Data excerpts
===
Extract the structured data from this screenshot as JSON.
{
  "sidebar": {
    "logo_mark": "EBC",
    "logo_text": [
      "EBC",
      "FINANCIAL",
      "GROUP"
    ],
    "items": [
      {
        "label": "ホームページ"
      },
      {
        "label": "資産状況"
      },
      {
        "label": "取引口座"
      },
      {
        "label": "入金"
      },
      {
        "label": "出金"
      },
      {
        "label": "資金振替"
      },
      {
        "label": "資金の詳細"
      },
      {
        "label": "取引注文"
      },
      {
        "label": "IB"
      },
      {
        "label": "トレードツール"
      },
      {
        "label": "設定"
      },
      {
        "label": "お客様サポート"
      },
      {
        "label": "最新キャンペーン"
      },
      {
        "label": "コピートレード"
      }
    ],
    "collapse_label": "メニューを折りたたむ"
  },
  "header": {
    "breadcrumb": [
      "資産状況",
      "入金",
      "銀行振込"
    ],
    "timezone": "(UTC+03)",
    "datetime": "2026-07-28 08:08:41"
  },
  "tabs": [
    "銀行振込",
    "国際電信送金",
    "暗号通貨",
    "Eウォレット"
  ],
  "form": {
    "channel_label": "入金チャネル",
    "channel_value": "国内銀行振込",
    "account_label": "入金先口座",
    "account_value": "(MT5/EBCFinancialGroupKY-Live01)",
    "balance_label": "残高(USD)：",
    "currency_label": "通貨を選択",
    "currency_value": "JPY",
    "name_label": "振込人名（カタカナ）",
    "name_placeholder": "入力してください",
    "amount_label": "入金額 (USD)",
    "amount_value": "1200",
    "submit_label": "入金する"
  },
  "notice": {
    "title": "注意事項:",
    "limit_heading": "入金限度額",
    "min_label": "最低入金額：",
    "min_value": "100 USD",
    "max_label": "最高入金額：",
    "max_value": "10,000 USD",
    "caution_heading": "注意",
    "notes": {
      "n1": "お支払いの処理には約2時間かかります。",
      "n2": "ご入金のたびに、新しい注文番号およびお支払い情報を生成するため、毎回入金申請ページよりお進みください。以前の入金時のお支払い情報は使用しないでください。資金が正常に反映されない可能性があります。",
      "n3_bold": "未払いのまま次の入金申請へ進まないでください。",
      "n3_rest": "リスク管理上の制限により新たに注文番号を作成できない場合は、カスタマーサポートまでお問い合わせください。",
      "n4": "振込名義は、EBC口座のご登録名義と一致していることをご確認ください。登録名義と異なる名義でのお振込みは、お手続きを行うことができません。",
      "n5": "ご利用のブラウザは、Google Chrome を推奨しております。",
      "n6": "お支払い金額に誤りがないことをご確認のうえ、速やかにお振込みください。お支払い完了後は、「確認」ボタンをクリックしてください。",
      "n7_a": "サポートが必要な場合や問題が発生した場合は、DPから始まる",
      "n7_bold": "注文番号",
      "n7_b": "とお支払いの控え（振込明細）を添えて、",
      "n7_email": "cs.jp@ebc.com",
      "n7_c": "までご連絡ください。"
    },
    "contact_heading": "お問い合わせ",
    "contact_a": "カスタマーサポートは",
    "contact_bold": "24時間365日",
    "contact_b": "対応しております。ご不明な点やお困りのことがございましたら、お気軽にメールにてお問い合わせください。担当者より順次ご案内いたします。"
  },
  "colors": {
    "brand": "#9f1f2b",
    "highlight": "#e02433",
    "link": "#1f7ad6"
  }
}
===
Stated problem:
Extract all lines as given.

Written reply:
Extract the structured data from this screenshot as JSON.
{
  "sidebar": {
    "logo_mark": "EBC",
    "logo_text": [
      "EBC",
      "FINANCIAL",
      "GROUP"
    ],
    "items": [
      {
        "label": "ホームページ"
      },
      {
        "label": "資産状況"
      },
      {
        "label": "取引口座"
      },
      {
        "label": "入金"
      },
      {
        "label": "出金"
      },
      {
        "label": "資金振替"
      },
      {
        "label": "資金の詳細"
      },
      {
        "label": "取引注文"
      },
      {
        "label": "IB"
      },
      {
        "label": "トレードツール"
      },
      {
        "label": "設定"
      },
      {
        "label": "お客様サポート"
      },
      {
        "label": "最新キャンペーン"
      },
      {
        "label": "コピートレード"
      }
    ],
    "collapse_label": "メニューを折りたたむ"
  },
  "header": {
    "breadcrumb": [
      "資産状況",
      "入金",
      "銀行振込"
    ],
    "timezone": "(UTC+03)",
    "datetime": "2026-07-28 08:08:41"
  },
  "tabs": [
    "銀行振込",
    "国際電信送金",
    "暗号通貨",
    "Eウォレット"
  ],
  "form": {
    "channel_label": "入金チャネル",
    "channel_value": "国内銀行振込",
    "account_label": "入金先口座",
    "account_value": "(MT5/EBCFinancialGroupKY-Live01)",
    "balance_label": "残高(USD)：",
    "currency_label": "通貨を選択",
    "currency_value": "JPY",
    "name_label": "振込人名（カタカナ）",
    "name_placeholder": "入力してください",
    "amount_label": "入金額 (USD)",
    "amount_value": "1200",
    "submit_label": "入金する"
  },
  "notice": {
    "title": "注意事項:",
    "limit_heading": "入金限度額",
    "min_label": "最低入金額：",
    "min_value": "100 USD",
    "max_label": "最高入金額：",
    "max_value": "10,000 USD",
    "caution_heading": "注意",
    "notes": {
      "n1": "お支払いの処理には約2時間かかります。",
      "n2": "ご入金のたびに、新しい注文番号およびお支払い情報を生成するため、毎回入金申請ページよりお進みください。以前の入金時のお支払い情報は使用しないでください。資金が正常に反映されない可能性があります。",
      "n3_bold": "未払いのまま次の入金申請へ進まないでください。",
      "n3_rest": "リスク管理上の制限により新たに注文番号を作成できない場合は、カスタマーサポートまでお問い合わせください。",
      "n4": "振込名義は、EBC口座のご登録名義と一致していることをご確認ください。登録名義と異なる名義でのお振込みは、お手続きを行うことができません。",
      "n5": "ご利用のブラウザは、Google Chrome を推奨しております。",
      "n6": "お支払い金額に誤りがないことをご確認のうえ、速やかにお振込みください。お支払い完了後は、「確認」ボタンをクリックしてください。",
      "n7_a": "サポートが必要な場合や問題が発生した場合は、DPから始まる",
      "n7_bold": "注文番号",
      "n7_b": "とお支払いの控え（振込明細）を添えて、",
      "n7_email": "cs.jp@ebc.com",
      "n7_c": "までご連絡ください。"
    },
    "contact_heading": "お問い合わせ",
    "contact_a": "カスタマーサポートは",
    "contact_bold": "24時間365日",
    "contact_b": "対応しております。ご不明な点やお困りのことがございましたら、お気軽にメールにてお問い合わせください。担当者より順次ご案内いたします。"
  },
  "colors": {
    "brand": "#9f1f2b",
    "highlight": "#e02433",
    "link": "#1f7ad6"
  }
}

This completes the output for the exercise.